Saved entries
● ● ● ● ●

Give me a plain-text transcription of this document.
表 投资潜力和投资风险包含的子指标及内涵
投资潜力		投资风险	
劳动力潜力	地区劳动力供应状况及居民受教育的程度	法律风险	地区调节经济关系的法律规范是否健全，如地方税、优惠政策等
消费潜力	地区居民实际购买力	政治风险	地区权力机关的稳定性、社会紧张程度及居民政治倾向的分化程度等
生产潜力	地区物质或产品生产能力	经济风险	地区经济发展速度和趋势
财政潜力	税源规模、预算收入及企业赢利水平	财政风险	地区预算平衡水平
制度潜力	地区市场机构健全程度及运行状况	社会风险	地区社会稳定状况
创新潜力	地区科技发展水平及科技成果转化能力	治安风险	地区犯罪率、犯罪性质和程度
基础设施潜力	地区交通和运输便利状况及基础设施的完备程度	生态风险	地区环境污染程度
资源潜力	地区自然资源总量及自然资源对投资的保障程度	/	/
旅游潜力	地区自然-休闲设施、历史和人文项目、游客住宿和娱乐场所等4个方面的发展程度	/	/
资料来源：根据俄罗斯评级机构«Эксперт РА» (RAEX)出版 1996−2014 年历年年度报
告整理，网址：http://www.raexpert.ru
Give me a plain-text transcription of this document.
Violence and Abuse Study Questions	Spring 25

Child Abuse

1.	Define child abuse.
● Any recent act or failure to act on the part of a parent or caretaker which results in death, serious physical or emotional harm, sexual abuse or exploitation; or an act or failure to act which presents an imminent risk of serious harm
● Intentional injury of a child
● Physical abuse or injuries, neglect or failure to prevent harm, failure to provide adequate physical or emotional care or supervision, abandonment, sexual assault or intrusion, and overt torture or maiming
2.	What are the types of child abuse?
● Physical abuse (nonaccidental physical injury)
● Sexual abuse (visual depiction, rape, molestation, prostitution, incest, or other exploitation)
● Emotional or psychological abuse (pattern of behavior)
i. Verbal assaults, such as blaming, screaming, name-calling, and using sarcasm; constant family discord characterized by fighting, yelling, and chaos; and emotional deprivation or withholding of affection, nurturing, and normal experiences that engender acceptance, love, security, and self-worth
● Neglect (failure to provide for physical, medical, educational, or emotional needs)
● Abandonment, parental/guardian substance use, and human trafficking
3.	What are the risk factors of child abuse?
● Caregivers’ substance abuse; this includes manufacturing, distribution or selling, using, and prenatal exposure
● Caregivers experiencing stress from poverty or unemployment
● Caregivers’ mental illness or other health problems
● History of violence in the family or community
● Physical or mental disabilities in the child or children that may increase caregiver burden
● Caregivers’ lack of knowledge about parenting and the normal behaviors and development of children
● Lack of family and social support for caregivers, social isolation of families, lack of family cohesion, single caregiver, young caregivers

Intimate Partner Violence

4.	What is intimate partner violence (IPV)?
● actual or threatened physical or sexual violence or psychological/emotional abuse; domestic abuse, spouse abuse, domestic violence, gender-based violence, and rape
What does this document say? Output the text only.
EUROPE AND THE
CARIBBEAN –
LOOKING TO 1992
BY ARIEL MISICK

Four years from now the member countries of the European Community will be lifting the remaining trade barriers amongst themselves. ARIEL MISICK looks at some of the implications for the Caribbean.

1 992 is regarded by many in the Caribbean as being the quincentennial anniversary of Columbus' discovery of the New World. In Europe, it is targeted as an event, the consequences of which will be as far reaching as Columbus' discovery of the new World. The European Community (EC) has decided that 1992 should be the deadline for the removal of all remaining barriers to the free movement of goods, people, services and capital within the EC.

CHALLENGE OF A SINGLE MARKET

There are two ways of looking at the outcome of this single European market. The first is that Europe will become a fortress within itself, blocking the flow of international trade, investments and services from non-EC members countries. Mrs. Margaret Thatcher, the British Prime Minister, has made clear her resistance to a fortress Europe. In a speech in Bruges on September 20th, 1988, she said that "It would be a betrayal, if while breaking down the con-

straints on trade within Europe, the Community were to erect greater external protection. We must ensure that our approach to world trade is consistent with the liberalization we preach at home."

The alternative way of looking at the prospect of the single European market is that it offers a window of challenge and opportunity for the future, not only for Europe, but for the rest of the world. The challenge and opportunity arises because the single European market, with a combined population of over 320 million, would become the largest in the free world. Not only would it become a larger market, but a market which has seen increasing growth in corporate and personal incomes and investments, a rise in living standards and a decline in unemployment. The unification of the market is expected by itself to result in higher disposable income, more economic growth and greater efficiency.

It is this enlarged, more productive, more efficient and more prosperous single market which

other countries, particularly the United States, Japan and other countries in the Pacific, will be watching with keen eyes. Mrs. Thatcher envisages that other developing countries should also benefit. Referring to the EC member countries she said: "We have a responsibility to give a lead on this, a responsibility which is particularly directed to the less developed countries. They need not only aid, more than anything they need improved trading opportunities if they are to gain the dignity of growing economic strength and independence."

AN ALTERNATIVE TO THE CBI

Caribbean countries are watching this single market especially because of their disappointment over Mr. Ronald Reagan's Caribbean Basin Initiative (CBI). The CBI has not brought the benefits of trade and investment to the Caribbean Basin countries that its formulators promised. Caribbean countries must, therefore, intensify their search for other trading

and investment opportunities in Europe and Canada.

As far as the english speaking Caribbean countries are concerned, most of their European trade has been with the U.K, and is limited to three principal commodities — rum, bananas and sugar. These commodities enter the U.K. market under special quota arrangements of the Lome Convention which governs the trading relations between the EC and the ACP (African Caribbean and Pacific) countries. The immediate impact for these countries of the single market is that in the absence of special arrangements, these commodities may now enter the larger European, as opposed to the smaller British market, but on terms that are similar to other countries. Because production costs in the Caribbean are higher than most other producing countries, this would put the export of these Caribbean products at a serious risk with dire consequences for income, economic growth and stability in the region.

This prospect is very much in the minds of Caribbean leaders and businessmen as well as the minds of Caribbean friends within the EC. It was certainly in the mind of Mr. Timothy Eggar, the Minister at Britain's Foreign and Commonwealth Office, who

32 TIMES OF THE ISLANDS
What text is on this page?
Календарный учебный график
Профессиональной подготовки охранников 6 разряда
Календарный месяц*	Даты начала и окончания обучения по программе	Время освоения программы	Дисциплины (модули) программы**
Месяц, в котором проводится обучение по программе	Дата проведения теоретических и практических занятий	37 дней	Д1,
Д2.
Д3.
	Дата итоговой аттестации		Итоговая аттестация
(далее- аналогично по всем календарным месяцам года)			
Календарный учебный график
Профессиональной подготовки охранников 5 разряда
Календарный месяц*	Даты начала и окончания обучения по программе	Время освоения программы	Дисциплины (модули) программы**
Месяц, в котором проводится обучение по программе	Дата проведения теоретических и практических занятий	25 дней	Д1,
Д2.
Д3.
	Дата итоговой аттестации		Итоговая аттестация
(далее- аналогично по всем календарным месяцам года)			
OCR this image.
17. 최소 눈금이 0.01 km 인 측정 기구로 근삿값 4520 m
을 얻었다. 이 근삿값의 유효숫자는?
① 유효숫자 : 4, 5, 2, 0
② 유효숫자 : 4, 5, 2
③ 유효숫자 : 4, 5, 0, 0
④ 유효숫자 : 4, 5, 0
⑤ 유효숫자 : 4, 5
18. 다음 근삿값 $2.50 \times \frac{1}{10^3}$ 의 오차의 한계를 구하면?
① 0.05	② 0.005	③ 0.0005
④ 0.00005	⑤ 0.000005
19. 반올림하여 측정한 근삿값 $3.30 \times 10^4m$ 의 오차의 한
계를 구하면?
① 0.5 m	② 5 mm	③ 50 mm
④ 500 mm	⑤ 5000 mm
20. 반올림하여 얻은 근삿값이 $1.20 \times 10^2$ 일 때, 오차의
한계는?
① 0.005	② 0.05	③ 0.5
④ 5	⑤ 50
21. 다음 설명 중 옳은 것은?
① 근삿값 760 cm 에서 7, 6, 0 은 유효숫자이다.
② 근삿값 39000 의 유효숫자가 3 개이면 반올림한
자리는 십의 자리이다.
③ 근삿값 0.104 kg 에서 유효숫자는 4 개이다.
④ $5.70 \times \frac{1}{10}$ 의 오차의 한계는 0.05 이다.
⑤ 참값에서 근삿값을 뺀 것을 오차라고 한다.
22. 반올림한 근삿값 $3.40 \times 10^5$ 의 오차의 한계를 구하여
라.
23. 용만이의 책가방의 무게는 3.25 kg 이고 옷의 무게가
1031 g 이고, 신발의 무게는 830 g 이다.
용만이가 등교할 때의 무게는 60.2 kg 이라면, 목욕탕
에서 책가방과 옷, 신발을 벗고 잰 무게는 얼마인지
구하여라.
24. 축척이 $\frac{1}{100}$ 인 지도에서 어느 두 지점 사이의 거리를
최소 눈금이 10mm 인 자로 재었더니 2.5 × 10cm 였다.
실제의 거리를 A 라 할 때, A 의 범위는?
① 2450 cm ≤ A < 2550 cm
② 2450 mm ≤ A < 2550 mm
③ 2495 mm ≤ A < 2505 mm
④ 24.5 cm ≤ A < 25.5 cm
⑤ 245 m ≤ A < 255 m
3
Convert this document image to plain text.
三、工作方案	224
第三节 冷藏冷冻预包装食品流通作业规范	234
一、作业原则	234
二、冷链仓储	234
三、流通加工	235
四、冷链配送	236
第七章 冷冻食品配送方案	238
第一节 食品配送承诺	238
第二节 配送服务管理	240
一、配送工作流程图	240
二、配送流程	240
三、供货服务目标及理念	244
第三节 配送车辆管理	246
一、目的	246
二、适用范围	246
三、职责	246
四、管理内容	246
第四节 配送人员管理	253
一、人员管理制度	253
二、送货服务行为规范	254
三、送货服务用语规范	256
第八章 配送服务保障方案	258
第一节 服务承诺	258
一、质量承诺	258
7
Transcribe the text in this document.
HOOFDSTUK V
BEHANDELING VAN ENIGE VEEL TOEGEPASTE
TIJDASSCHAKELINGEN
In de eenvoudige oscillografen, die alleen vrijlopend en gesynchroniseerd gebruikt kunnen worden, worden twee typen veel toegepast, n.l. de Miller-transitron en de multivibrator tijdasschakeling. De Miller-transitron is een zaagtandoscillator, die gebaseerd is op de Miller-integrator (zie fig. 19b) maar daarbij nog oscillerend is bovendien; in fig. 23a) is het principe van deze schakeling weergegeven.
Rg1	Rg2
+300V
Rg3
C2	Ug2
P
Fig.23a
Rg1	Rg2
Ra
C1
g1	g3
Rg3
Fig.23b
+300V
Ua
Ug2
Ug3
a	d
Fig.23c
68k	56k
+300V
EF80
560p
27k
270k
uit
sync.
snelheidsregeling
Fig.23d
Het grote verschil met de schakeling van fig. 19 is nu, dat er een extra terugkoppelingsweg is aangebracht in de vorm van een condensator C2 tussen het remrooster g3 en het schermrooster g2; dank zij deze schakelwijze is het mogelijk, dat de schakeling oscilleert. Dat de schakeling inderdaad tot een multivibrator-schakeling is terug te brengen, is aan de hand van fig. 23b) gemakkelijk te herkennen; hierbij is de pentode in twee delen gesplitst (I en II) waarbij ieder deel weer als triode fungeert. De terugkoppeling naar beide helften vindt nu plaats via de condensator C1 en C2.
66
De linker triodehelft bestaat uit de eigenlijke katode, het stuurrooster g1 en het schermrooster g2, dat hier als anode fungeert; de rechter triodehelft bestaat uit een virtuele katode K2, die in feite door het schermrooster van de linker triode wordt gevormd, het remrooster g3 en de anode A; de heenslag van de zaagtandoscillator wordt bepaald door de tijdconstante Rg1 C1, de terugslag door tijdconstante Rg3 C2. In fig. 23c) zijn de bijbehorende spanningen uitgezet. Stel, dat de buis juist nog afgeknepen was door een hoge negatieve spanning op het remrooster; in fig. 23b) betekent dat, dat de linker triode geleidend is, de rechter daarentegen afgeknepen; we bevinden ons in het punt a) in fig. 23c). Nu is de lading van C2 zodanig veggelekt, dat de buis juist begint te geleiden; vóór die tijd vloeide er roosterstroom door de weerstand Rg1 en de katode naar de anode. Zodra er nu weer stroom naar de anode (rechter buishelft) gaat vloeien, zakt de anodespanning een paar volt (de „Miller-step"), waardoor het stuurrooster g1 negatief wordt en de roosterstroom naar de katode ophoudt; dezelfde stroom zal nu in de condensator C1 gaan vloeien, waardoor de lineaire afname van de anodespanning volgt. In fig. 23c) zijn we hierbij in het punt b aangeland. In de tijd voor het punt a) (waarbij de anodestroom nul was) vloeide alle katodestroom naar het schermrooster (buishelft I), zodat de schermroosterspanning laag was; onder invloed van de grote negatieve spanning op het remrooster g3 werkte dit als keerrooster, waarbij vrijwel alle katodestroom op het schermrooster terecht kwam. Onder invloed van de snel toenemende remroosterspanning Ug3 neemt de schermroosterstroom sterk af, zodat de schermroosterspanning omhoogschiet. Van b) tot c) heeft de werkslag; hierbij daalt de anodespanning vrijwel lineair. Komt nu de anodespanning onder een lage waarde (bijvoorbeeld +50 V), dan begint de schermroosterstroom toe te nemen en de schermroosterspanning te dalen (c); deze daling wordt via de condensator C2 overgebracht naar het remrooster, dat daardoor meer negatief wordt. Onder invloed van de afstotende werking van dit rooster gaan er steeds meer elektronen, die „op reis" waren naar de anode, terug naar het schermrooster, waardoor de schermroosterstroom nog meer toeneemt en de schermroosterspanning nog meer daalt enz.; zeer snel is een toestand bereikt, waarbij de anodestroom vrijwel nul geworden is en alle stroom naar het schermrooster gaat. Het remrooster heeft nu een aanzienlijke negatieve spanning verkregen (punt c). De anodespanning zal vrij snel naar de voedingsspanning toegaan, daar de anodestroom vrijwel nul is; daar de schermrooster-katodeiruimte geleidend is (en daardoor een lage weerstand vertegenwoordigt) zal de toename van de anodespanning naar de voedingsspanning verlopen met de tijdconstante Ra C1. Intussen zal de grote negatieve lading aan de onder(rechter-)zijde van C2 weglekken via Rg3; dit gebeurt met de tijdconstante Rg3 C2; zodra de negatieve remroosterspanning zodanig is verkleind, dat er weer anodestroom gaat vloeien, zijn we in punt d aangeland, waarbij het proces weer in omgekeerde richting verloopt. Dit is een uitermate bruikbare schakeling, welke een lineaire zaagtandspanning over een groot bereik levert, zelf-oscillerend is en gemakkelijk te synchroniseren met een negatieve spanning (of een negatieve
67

● ● ● ● ●

Look through the listing above. Pick out each line with "rape" and copy it.

## RESPONSE FOR THIS EXERCISE
● Sexual abuse (visual depiction, rape, molestation, prostitution, incest, or other exploitation)
● actual or threatened physical or sexual violence or psychological/emotional abuse; domestic abuse, spouse abuse, domestic violence, gender-based violence, and rape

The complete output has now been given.